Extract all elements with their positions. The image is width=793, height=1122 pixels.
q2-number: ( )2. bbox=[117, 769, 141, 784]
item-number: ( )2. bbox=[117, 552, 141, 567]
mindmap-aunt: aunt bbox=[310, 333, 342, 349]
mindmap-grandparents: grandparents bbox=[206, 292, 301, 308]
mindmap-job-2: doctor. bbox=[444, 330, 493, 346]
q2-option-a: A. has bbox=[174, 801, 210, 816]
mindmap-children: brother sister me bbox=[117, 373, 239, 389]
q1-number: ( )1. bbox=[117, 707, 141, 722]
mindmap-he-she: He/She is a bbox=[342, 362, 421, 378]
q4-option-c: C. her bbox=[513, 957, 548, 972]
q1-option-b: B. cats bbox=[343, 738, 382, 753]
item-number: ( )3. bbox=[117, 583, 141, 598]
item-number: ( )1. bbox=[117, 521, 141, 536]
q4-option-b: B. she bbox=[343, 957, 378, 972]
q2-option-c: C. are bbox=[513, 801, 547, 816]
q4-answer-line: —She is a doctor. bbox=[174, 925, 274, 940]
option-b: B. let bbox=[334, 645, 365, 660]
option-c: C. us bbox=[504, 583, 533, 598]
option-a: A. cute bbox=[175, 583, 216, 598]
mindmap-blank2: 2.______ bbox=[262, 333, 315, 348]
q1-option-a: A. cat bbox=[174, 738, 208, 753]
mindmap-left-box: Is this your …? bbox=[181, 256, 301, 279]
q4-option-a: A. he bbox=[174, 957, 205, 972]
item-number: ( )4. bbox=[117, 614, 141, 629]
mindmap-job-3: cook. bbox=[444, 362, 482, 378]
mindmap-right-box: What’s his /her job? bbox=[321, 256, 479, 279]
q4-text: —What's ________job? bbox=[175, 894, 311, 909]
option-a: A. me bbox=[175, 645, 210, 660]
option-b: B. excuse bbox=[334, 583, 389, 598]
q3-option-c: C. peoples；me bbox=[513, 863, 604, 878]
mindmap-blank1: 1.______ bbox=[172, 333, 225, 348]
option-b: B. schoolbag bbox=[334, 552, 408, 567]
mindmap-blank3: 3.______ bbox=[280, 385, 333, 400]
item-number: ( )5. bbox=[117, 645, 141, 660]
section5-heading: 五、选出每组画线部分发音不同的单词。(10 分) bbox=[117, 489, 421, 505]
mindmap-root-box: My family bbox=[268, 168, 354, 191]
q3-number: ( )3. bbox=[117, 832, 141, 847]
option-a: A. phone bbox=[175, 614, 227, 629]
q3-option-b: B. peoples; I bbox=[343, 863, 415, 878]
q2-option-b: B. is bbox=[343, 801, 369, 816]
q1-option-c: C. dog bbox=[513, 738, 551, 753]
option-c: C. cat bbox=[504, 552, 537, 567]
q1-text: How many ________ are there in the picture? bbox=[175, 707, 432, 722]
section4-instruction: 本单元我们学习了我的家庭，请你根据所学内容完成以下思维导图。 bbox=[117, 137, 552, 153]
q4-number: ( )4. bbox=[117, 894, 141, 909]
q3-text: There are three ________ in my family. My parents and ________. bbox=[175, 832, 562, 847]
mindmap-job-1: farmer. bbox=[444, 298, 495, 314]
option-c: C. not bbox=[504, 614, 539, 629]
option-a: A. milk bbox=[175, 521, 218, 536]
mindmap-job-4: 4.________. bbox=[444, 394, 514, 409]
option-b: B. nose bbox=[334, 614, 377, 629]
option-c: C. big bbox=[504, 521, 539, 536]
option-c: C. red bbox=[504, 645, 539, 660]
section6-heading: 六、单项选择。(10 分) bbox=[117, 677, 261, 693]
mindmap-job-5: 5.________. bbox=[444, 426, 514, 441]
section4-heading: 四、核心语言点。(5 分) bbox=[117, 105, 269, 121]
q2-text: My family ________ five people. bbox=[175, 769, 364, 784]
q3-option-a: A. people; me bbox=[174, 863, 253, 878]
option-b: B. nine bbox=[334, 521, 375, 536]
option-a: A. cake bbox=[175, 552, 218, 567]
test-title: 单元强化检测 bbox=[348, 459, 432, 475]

----------------

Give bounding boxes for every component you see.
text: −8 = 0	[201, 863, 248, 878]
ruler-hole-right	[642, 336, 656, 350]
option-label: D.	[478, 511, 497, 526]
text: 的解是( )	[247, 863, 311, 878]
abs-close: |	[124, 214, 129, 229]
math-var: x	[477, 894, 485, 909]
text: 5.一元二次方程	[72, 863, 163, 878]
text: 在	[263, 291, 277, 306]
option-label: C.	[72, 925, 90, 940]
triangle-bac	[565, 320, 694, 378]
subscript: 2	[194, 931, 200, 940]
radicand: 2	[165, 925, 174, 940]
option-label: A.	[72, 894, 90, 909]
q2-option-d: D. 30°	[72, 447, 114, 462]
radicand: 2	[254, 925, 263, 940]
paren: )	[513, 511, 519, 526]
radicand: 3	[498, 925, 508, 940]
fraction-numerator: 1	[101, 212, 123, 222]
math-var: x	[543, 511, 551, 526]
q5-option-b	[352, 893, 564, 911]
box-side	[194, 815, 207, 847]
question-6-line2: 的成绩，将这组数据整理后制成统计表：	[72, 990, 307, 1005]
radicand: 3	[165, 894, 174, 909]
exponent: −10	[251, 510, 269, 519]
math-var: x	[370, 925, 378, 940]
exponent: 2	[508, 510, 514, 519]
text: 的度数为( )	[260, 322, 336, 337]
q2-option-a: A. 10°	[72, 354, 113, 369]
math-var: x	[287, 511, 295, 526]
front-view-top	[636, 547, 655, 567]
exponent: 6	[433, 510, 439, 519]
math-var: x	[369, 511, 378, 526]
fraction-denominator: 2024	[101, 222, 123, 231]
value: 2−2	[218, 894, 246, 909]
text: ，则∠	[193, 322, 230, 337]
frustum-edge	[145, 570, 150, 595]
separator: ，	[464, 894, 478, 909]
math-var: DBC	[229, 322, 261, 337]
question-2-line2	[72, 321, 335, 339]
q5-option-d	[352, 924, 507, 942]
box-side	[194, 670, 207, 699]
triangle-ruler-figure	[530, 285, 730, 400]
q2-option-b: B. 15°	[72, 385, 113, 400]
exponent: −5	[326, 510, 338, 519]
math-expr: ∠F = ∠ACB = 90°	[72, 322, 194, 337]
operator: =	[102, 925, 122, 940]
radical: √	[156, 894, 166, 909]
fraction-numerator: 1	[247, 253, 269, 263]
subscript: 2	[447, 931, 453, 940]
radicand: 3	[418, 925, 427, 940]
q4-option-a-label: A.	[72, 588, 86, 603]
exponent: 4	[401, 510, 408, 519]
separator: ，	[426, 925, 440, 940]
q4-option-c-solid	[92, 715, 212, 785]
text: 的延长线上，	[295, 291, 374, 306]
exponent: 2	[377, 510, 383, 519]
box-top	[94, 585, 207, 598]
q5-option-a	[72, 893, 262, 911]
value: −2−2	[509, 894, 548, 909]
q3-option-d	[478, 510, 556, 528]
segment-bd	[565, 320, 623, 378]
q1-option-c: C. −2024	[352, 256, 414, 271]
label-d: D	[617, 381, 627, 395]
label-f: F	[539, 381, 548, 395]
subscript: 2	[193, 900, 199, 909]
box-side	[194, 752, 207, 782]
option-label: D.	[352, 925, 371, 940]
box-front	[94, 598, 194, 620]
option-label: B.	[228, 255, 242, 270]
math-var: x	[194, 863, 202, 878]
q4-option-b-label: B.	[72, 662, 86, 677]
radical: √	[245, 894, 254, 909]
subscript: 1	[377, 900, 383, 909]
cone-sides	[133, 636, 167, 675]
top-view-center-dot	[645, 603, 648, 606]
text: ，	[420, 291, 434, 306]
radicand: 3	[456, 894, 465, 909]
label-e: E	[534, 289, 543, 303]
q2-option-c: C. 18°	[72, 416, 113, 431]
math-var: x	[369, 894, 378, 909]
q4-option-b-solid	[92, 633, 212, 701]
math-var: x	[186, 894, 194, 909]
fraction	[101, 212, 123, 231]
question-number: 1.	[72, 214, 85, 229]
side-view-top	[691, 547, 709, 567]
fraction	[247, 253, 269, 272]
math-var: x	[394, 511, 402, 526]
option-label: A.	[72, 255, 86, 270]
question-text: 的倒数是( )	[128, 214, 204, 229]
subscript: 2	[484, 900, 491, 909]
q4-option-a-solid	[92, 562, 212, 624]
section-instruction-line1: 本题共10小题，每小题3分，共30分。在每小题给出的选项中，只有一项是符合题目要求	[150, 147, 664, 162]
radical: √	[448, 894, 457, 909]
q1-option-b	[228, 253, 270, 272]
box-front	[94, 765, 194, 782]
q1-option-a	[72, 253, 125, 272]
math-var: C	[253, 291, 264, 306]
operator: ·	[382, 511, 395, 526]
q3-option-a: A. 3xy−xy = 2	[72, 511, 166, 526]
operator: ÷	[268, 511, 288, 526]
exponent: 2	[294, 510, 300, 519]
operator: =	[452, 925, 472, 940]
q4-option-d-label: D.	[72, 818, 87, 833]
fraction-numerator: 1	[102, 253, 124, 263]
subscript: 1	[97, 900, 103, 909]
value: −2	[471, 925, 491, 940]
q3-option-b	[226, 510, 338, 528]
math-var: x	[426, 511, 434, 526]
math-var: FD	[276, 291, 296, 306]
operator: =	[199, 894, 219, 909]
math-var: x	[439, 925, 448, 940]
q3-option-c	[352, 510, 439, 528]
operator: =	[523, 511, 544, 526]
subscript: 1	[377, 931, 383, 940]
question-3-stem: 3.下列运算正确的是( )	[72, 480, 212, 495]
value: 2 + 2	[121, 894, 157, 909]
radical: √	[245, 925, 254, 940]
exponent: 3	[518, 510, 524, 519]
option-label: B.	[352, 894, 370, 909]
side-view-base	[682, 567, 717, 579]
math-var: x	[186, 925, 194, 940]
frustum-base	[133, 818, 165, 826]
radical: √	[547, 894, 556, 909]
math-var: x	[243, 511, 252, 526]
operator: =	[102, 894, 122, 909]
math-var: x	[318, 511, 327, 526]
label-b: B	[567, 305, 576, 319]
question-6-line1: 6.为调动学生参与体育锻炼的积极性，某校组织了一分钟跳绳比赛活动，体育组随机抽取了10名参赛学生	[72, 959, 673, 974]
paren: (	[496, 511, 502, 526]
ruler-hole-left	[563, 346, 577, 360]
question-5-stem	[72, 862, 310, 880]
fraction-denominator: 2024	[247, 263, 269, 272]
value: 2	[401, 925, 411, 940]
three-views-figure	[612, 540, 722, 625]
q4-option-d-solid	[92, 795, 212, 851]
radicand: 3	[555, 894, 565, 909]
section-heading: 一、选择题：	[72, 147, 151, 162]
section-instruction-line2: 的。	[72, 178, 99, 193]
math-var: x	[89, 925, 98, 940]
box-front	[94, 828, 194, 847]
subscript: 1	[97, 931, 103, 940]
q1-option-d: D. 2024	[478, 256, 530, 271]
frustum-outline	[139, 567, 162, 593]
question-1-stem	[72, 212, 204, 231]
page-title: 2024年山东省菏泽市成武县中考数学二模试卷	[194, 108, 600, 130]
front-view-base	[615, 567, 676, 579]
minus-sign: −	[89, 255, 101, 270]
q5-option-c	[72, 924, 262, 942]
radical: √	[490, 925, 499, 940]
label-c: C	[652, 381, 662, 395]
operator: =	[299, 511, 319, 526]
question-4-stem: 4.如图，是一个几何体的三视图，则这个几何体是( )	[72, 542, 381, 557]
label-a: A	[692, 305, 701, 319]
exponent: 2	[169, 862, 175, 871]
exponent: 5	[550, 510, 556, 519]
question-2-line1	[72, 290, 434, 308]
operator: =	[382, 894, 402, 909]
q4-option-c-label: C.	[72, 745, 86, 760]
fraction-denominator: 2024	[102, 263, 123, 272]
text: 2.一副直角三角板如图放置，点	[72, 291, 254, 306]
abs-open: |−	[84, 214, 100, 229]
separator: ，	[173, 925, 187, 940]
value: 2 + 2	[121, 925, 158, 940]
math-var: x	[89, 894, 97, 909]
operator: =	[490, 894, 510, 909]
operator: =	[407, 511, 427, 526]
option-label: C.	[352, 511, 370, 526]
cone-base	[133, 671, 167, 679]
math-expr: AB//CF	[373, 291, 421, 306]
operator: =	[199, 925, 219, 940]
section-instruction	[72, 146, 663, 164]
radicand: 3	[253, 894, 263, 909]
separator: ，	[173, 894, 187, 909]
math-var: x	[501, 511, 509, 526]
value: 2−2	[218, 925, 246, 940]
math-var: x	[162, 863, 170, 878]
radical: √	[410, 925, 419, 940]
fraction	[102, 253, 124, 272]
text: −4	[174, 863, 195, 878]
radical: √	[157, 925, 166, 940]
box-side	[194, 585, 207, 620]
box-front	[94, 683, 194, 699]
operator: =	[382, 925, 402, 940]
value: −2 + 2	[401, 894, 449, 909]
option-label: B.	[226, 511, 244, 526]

----------------

§ GIVEN PROBLEM: Echo the part of the data that opens with the line containing "Extract all elements" and closes with the line containing "mindmap-blank2: 2.______ bbox=[262, 333, 315, 348]", both included.

§ THE ANSWER:
Extract all elements with their positions. The image is width=793, height=1122 pixels.
q2-number: ( )2. bbox=[117, 769, 141, 784]
item-number: ( )2. bbox=[117, 552, 141, 567]
mindmap-aunt: aunt bbox=[310, 333, 342, 349]
mindmap-grandparents: grandparents bbox=[206, 292, 301, 308]
mindmap-job-2: doctor. bbox=[444, 330, 493, 346]
q2-option-a: A. has bbox=[174, 801, 210, 816]
mindmap-children: brother sister me bbox=[117, 373, 239, 389]
q1-number: ( )1. bbox=[117, 707, 141, 722]
mindmap-he-she: He/She is a bbox=[342, 362, 421, 378]
q4-option-c: C. her bbox=[513, 957, 548, 972]
q1-option-b: B. cats bbox=[343, 738, 382, 753]
item-number: ( )3. bbox=[117, 583, 141, 598]
item-number: ( )1. bbox=[117, 521, 141, 536]
q4-option-b: B. she bbox=[343, 957, 378, 972]
q2-option-c: C. are bbox=[513, 801, 547, 816]
q4-answer-line: —She is a doctor. bbox=[174, 925, 274, 940]
option-b: B. let bbox=[334, 645, 365, 660]
option-c: C. us bbox=[504, 583, 533, 598]
option-a: A. cute bbox=[175, 583, 216, 598]
mindmap-blank2: 2.______ bbox=[262, 333, 315, 348]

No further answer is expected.